SET EXERCISE >> Spot each line that carries the word "name"; copy those lines.

EXTRACTED MATERIAL >>

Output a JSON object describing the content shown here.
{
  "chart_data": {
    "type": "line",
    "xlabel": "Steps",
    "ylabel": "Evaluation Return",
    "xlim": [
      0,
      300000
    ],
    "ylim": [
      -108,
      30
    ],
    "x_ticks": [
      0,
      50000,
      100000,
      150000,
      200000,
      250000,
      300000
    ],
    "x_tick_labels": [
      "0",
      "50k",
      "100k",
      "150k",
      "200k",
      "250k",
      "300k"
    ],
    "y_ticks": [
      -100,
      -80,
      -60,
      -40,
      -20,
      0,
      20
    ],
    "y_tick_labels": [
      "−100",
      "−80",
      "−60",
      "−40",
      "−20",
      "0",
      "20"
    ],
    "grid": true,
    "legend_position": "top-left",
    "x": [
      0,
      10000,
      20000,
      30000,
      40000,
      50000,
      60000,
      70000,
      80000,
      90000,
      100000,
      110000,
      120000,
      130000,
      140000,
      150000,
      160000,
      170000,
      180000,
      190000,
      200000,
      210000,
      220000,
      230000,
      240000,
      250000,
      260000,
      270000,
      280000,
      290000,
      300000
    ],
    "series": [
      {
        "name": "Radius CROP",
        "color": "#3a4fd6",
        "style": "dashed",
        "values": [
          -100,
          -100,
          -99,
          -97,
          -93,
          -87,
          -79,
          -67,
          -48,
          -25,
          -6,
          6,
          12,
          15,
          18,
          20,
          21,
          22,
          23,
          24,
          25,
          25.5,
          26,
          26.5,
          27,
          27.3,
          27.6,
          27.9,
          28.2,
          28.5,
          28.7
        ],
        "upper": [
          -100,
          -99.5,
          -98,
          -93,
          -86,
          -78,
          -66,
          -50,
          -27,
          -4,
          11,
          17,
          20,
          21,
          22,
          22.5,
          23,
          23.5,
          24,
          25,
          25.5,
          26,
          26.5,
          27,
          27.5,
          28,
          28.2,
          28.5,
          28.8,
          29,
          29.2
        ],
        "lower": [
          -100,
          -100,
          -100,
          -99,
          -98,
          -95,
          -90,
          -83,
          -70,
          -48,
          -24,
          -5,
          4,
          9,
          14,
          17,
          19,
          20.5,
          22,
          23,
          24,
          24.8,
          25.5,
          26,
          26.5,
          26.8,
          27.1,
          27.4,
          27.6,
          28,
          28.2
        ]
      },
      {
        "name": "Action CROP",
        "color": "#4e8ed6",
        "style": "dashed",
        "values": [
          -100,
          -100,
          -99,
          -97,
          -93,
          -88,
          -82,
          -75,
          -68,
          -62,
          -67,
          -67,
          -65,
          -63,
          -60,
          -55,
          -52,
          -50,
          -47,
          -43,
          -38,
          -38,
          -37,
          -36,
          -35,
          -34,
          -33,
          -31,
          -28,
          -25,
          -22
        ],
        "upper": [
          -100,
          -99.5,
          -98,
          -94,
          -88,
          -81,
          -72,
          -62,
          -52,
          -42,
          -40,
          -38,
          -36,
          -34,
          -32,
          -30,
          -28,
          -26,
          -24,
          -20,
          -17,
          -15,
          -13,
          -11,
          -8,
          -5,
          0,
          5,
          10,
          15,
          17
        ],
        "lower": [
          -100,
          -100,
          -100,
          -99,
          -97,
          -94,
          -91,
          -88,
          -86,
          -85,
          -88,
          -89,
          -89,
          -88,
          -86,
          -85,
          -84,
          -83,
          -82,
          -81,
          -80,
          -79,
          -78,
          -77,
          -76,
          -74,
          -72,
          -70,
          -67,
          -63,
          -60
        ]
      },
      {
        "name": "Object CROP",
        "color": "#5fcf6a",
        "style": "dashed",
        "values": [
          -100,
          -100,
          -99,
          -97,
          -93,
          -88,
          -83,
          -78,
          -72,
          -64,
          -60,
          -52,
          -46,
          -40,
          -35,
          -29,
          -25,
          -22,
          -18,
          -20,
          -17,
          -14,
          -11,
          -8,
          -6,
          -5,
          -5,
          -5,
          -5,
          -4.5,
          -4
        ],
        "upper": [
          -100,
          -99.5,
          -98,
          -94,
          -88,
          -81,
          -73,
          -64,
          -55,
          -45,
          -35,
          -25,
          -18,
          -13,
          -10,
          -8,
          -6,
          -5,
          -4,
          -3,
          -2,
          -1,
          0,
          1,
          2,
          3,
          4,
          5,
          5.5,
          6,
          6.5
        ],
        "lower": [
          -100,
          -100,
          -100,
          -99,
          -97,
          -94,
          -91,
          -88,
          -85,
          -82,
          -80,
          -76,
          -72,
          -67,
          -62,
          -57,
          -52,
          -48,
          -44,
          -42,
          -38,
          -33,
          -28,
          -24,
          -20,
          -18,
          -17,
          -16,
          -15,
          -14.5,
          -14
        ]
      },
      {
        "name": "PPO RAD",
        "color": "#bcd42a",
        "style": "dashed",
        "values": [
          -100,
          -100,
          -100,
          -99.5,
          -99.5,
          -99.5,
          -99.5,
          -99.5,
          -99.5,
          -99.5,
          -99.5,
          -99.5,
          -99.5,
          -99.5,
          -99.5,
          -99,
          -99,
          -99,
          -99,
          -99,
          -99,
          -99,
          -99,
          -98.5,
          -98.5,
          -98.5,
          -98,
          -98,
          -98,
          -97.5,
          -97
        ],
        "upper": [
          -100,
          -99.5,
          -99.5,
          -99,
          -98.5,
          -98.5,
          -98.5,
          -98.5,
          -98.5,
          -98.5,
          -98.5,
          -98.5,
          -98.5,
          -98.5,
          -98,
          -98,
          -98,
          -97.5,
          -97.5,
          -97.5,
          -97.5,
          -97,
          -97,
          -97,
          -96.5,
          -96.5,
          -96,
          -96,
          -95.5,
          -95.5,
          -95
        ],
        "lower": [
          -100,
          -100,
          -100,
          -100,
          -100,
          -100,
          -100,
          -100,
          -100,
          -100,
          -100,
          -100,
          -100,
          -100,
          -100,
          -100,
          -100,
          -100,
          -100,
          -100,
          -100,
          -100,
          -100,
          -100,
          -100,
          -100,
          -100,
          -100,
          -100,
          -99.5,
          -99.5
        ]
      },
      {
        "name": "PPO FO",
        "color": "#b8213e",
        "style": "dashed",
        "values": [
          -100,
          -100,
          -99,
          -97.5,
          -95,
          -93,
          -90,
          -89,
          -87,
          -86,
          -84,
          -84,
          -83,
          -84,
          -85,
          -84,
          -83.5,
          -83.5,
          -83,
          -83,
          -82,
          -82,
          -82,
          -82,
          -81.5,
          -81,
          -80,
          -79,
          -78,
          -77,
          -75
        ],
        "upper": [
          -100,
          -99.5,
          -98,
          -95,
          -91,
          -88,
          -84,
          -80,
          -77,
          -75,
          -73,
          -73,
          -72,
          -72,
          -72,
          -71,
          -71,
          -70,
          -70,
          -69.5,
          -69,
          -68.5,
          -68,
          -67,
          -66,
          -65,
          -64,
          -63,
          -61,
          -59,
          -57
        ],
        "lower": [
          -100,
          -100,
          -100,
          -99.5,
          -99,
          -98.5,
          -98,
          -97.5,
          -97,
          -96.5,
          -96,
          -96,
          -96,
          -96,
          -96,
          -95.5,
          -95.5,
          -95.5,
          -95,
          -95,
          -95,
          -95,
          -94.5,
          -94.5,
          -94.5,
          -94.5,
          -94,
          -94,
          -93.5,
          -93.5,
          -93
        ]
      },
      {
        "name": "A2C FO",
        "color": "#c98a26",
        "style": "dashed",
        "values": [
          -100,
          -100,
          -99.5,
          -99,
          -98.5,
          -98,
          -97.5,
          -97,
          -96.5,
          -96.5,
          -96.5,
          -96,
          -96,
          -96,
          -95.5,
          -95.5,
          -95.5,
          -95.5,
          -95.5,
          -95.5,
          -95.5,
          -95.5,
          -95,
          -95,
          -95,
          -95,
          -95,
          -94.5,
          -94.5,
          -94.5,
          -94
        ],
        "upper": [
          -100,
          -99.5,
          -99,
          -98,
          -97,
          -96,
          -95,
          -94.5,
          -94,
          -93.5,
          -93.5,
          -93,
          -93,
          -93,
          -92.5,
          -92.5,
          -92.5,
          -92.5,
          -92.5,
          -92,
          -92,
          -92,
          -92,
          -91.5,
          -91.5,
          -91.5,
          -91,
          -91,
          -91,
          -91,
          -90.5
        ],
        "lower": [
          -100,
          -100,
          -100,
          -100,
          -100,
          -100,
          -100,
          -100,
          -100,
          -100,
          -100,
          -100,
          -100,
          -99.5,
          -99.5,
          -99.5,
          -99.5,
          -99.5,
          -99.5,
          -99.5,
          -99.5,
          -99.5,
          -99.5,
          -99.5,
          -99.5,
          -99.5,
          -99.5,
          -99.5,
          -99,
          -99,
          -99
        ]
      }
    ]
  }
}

RESPONSE FOR THIS EXERCISE >>
        "name": "Radius CROP",
        "name": "Action CROP",
        "name": "Object CROP",
        "name": "PPO RAD",
        "name": "PPO FO",
        "name": "A2C FO",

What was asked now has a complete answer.